#### Given records

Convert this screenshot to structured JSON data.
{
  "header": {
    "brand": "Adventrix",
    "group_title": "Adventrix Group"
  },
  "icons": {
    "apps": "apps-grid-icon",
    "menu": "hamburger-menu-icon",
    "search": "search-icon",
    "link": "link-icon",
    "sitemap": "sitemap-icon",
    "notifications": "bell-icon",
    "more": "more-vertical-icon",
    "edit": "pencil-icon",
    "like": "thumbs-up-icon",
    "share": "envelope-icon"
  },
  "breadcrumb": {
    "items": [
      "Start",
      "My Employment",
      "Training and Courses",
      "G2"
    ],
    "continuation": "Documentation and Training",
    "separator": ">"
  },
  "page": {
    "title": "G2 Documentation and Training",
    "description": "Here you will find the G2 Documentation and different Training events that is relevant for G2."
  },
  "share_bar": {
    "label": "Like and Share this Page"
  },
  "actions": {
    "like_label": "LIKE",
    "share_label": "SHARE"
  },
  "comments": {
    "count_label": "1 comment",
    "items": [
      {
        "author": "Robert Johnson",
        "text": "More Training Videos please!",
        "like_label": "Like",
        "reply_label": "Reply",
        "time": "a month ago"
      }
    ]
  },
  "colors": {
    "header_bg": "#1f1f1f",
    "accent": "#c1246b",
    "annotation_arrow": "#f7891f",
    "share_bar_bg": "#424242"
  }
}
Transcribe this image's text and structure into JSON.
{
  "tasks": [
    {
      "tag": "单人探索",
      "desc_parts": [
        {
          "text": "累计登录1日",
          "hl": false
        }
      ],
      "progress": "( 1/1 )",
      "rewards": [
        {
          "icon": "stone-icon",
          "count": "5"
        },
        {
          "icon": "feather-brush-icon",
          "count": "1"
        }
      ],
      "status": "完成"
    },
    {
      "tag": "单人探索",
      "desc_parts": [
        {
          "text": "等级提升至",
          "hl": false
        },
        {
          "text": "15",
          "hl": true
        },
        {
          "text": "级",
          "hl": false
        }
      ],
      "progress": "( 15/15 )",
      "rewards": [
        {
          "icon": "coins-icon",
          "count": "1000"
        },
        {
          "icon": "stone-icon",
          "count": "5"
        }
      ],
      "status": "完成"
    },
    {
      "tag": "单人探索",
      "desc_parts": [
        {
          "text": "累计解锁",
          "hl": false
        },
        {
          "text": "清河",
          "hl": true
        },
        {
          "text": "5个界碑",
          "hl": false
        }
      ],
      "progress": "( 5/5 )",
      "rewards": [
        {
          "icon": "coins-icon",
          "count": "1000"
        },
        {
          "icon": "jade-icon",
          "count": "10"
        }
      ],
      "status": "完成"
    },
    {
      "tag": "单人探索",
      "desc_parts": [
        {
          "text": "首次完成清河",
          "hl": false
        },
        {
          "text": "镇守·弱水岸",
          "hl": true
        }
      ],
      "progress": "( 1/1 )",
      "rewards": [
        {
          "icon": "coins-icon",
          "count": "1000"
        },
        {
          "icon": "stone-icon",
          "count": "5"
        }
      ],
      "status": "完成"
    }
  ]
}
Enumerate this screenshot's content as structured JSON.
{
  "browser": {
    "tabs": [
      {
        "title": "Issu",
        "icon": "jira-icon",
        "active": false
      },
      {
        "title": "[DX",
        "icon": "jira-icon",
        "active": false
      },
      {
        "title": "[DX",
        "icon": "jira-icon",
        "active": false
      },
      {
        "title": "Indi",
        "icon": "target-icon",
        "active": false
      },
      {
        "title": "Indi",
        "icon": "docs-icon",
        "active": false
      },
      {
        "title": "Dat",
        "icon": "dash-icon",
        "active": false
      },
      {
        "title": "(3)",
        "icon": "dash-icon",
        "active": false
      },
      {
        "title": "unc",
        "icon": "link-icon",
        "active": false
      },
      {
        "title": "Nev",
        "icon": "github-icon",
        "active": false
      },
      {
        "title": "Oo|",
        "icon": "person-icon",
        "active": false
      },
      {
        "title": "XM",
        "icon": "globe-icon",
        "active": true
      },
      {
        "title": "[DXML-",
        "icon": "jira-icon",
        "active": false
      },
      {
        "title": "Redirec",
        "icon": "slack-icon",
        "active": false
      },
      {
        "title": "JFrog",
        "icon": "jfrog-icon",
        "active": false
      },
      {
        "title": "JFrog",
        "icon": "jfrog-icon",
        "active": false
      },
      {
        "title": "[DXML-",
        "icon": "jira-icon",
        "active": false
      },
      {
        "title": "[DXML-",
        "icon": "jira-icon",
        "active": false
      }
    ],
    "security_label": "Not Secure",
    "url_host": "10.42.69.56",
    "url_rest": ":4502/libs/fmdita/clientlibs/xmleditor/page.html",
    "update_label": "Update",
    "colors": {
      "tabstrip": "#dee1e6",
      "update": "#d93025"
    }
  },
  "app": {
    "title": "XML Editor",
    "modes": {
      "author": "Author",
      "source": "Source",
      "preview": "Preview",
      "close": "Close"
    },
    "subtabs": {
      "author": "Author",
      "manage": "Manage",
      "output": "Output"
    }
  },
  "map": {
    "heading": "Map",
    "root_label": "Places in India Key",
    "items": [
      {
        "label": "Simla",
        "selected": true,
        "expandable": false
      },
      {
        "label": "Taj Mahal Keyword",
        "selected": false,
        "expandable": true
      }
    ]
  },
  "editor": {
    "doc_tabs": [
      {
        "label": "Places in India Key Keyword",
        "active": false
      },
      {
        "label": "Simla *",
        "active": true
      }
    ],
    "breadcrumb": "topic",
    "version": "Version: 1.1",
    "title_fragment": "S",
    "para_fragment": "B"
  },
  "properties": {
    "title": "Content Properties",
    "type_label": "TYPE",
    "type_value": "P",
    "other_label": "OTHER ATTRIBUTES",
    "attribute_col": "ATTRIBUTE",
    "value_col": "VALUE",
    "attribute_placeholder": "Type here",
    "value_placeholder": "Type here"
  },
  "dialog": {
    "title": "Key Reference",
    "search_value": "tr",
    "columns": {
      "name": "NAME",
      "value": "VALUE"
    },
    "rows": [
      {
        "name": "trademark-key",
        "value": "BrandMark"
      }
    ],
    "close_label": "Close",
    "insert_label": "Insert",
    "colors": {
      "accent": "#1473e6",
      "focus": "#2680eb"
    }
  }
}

########

Given task: Your task is to repeat the data exactly; please include every line.

Solution for this exercise:
Convert this screenshot to structured JSON data.
{
  "header": {
    "brand": "Adventrix",
    "group_title": "Adventrix Group"
  },
  "icons": {
    "apps": "apps-grid-icon",
    "menu": "hamburger-menu-icon",
    "search": "search-icon",
    "link": "link-icon",
    "sitemap": "sitemap-icon",
    "notifications": "bell-icon",
    "more": "more-vertical-icon",
    "edit": "pencil-icon",
    "like": "thumbs-up-icon",
    "share": "envelope-icon"
  },
  "breadcrumb": {
    "items": [
      "Start",
      "My Employment",
      "Training and Courses",
      "G2"
    ],
    "continuation": "Documentation and Training",
    "separator": ">"
  },
  "page": {
    "title": "G2 Documentation and Training",
    "description": "Here you will find the G2 Documentation and different Training events that is relevant for G2."
  },
  "share_bar": {
    "label": "Like and Share this Page"
  },
  "actions": {
    "like_label": "LIKE",
    "share_label": "SHARE"
  },
  "comments": {
    "count_label": "1 comment",
    "items": [
      {
        "author": "Robert Johnson",
        "text": "More Training Videos please!",
        "like_label": "Like",
        "reply_label": "Reply",
        "time": "a month ago"
      }
    ]
  },
  "colors": {
    "header_bg": "#1f1f1f",
    "accent": "#c1246b",
    "annotation_arrow": "#f7891f",
    "share_bar_bg": "#424242"
  }
}
Transcribe this image's text and structure into JSON.
{
  "tasks": [
    {
      "tag": "单人探索",
      "desc_parts": [
        {
          "text": "累计登录1日",
          "hl": false
        }
      ],
      "progress": "( 1/1 )",
      "rewards": [
        {
          "icon": "stone-icon",
          "count": "5"
        },
        {
          "icon": "feather-brush-icon",
          "count": "1"
        }
      ],
      "status": "完成"
    },
    {
      "tag": "单人探索",
      "desc_parts": [
        {
          "text": "等级提升至",
          "hl": false
        },
        {
          "text": "15",
          "hl": true
        },
        {
          "text": "级",
          "hl": false
        }
      ],
      "progress": "( 15/15 )",
      "rewards": [
        {
          "icon": "coins-icon",
          "count": "1000"
        },
        {
          "icon": "stone-icon",
          "count": "5"
        }
      ],
      "status": "完成"
    },
    {
      "tag": "单人探索",
      "desc_parts": [
        {
          "text": "累计解锁",
          "hl": false
        },
        {
          "text": "清河",
          "hl": true
        },
        {
          "text": "5个界碑",
          "hl": false
        }
      ],
      "progress": "( 5/5 )",
      "rewards": [
        {
          "icon": "coins-icon",
          "count": "1000"
        },
        {
          "icon": "jade-icon",
          "count": "10"
        }
      ],
      "status": "完成"
    },
    {
      "tag": "单人探索",
      "desc_parts": [
        {
          "text": "首次完成清河",
          "hl": false
        },
        {
          "text": "镇守·弱水岸",
          "hl": true
        }
      ],
      "progress": "( 1/1 )",
      "rewards": [
        {
          "icon": "coins-icon",
          "count": "1000"
        },
        {
          "icon": "stone-icon",
          "count": "5"
        }
      ],
      "status": "完成"
    }
  ]
}
Enumerate this screenshot's content as structured JSON.
{
  "browser": {
    "tabs": [
      {
        "title": "Issu",
        "icon": "jira-icon",
        "active": false
      },
      {
        "title": "[DX",
        "icon": "jira-icon",
        "active": false
      },
      {
        "title": "[DX",
        "icon": "jira-icon",
        "active": false
      },
      {
        "title": "Indi",
        "icon": "target-icon",
        "active": false
      },
      {
        "title": "Indi",
        "icon": "docs-icon",
        "active": false
      },
      {
        "title": "Dat",
        "icon": "dash-icon",
        "active": false
      },
      {
        "title": "(3)",
        "icon": "dash-icon",
        "active": false
      },
      {
        "title": "unc",
        "icon": "link-icon",
        "active": false
      },
      {
        "title": "Nev",
        "icon": "github-icon",
        "active": false
      },
      {
        "title": "Oo|",
        "icon": "person-icon",
        "active": false
      },
      {
        "title": "XM",
        "icon": "globe-icon",
        "active": true
      },
      {
        "title": "[DXML-",
        "icon": "jira-icon",
        "active": false
      },
      {
        "title": "Redirec",
        "icon": "slack-icon",
        "active": false
      },
      {
        "title": "JFrog",
        "icon": "jfrog-icon",
        "active": false
      },
      {
        "title": "JFrog",
        "icon": "jfrog-icon",
        "active": false
      },
      {
        "title": "[DXML-",
        "icon": "jira-icon",
        "active": false
      },
      {
        "title": "[DXML-",
        "icon": "jira-icon",
        "active": false
      }
    ],
    "security_label": "Not Secure",
    "url_host": "10.42.69.56",
    "url_rest": ":4502/libs/fmdita/clientlibs/xmleditor/page.html",
    "update_label": "Update",
    "colors": {
      "tabstrip": "#dee1e6",
      "update": "#d93025"
    }
  },
  "app": {
    "title": "XML Editor",
    "modes": {
      "author": "Author",
      "source": "Source",
      "preview": "Preview",
      "close": "Close"
    },
    "subtabs": {
      "author": "Author",
      "manage": "Manage",
      "output": "Output"
    }
  },
  "map": {
    "heading": "Map",
    "root_label": "Places in India Key",
    "items": [
      {
        "label": "Simla",
        "selected": true,
        "expandable": false
      },
      {
        "label": "Taj Mahal Keyword",
        "selected": false,
        "expandable": true
      }
    ]
  },
  "editor": {
    "doc_tabs": [
      {
        "label": "Places in India Key Keyword",
        "active": false
      },
      {
        "label": "Simla *",
        "active": true
      }
    ],
    "breadcrumb": "topic",
    "version": "Version: 1.1",
    "title_fragment": "S",
    "para_fragment": "B"
  },
  "properties": {
    "title": "Content Properties",
    "type_label": "TYPE",
    "type_value": "P",
    "other_label": "OTHER ATTRIBUTES",
    "attribute_col": "ATTRIBUTE",
    "value_col": "VALUE",
    "attribute_placeholder": "Type here",
    "value_placeholder": "Type here"
  },
  "dialog": {
    "title": "Key Reference",
    "search_value": "tr",
    "columns": {
      "name": "NAME",
      "value": "VALUE"
    },
    "rows": [
      {
        "name": "trademark-key",
        "value": "BrandMark"
      }
    ],
    "close_label": "Close",
    "insert_label": "Insert",
    "colors": {
      "accent": "#1473e6",
      "focus": "#2680eb"
    }
  }
}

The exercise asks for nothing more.